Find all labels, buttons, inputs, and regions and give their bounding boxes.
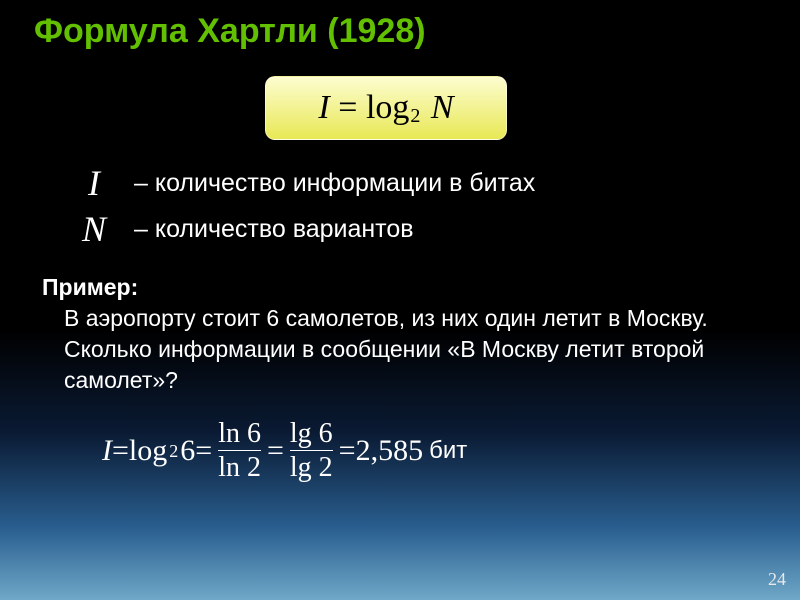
calculation: I = log2 6 = ln 6 ln 2 = lg 6 lg 2 = 2,5… [102, 420, 467, 482]
calc-eq1: = [112, 434, 129, 468]
formula-log: log [366, 89, 409, 126]
example-body: В аэропорту стоит 6 самолетов, из них од… [64, 303, 762, 396]
calc-log: log [129, 434, 167, 468]
calc-eq2: = [195, 434, 212, 468]
page-title: Формула Хартли (1928) [34, 12, 426, 51]
legend-I-text: – количество информации в битах [134, 169, 535, 198]
calc-f2-den: lg 2 [290, 450, 333, 482]
example-label: Пример: [42, 274, 762, 301]
calc-base: 2 [167, 441, 180, 462]
formula-eq: = [330, 89, 366, 126]
calc-val: 2,585 [356, 434, 424, 468]
formula-I: I [318, 89, 329, 126]
calc-I: I [102, 434, 112, 468]
calc-unit: бит [429, 437, 467, 465]
hartley-formula: I = log2 N [318, 89, 453, 128]
calc-six: 6 [180, 434, 195, 468]
calc-f1-den: ln 2 [218, 450, 261, 482]
legend-row-I: I – количество информации в битах [68, 162, 535, 204]
calc-frac2: lg 6 lg 2 [290, 420, 333, 482]
formula-N: N [422, 89, 453, 126]
calc-f1-num: ln 6 [218, 420, 261, 450]
page-number: 24 [768, 569, 786, 590]
legend: I – количество информации в битах N – ко… [68, 162, 535, 254]
calc-f2-num: lg 6 [290, 420, 333, 450]
slide: Формула Хартли (1928) I = log2 N I – кол… [0, 0, 800, 600]
calc-eq4: = [339, 434, 356, 468]
calc-frac1: ln 6 ln 2 [218, 420, 261, 482]
calc-eq3: = [267, 434, 284, 468]
legend-N-text: – количество вариантов [134, 215, 414, 244]
legend-row-N: N – количество вариантов [68, 208, 535, 250]
example-block: Пример: В аэропорту стоит 6 самолетов, и… [42, 274, 762, 396]
hartley-formula-box: I = log2 N [265, 76, 507, 140]
formula-base: 2 [409, 105, 422, 127]
legend-N-symbol: N [68, 208, 120, 250]
legend-I-symbol: I [68, 162, 120, 204]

═══

__Aim of the task__. Convert the lines of every item above into a numbered list, skipping any blank lines and omitting the pictures.

__Full solution__.
1. Find all labels, buttons, inputs, and regions and give their bounding boxes.
2. calculation: I = log2 6 = ln 6 ln 2 = lg 6 lg 2 = 2,5… [102, 420, 467, 482]
3. calc-eq1: = [112, 434, 129, 468]
4. formula-log: log [366, 89, 409, 126]
5. example-body: В аэропорту стоит 6 самолетов, из них од… [64, 303, 762, 396]
6. calc-log: log [129, 434, 167, 468]
7. calc-eq2: = [195, 434, 212, 468]
8. page-title: Формула Хартли (1928) [34, 12, 426, 51]
9. legend-I-text: – количество информации в битах [134, 169, 535, 198]
10. calc-f2-den: lg 2 [290, 450, 333, 482]
11. example-label: Пример: [42, 274, 762, 301]
12. calc-base: 2 [167, 441, 180, 462]
13. formula-eq: = [330, 89, 366, 126]
14. calc-val: 2,585 [356, 434, 424, 468]
15. formula-I: I [318, 89, 329, 126]
16. calc-I: I [102, 434, 112, 468]
17. calc-unit: бит [429, 437, 467, 465]
18. hartley-formula: I = log2 N [318, 89, 453, 128]
19. calc-six: 6 [180, 434, 195, 468]
20. calc-f1-den: ln 2 [218, 450, 261, 482]
21. legend-row-I: I – количество информации в битах [68, 162, 535, 204]
22. calc-frac2: lg 6 lg 2 [290, 420, 333, 482]
23. formula-N: N [422, 89, 453, 126]
24. calc-f1-num: ln 6 [218, 420, 261, 450]
25. page-number: 24 [768, 569, 786, 590]
26. legend: I – количество информации в битах N – ко… [68, 162, 535, 254]
27. calc-f2-num: lg 6 [290, 420, 333, 450]
28. slide: Формула Хартли (1928) I = log2 N I – кол… [0, 0, 800, 600]
29. calc-eq4: = [339, 434, 356, 468]
30. calc-frac1: ln 6 ln 2 [218, 420, 261, 482]
31. calc-eq3: = [267, 434, 284, 468]
32. legend-N-text: – количество вариантов [134, 215, 414, 244]
33. legend-row-N: N – количество вариантов [68, 208, 535, 250]
34. example-block: Пример: В аэропорту стоит 6 самолетов, и… [42, 274, 762, 396]
35. hartley-formula-box: I = log2 N [265, 76, 507, 140]
36. formula-base: 2 [409, 105, 422, 127]
37. legend-N-symbol: N [68, 208, 120, 250]
38. legend-I-symbol: I [68, 162, 120, 204]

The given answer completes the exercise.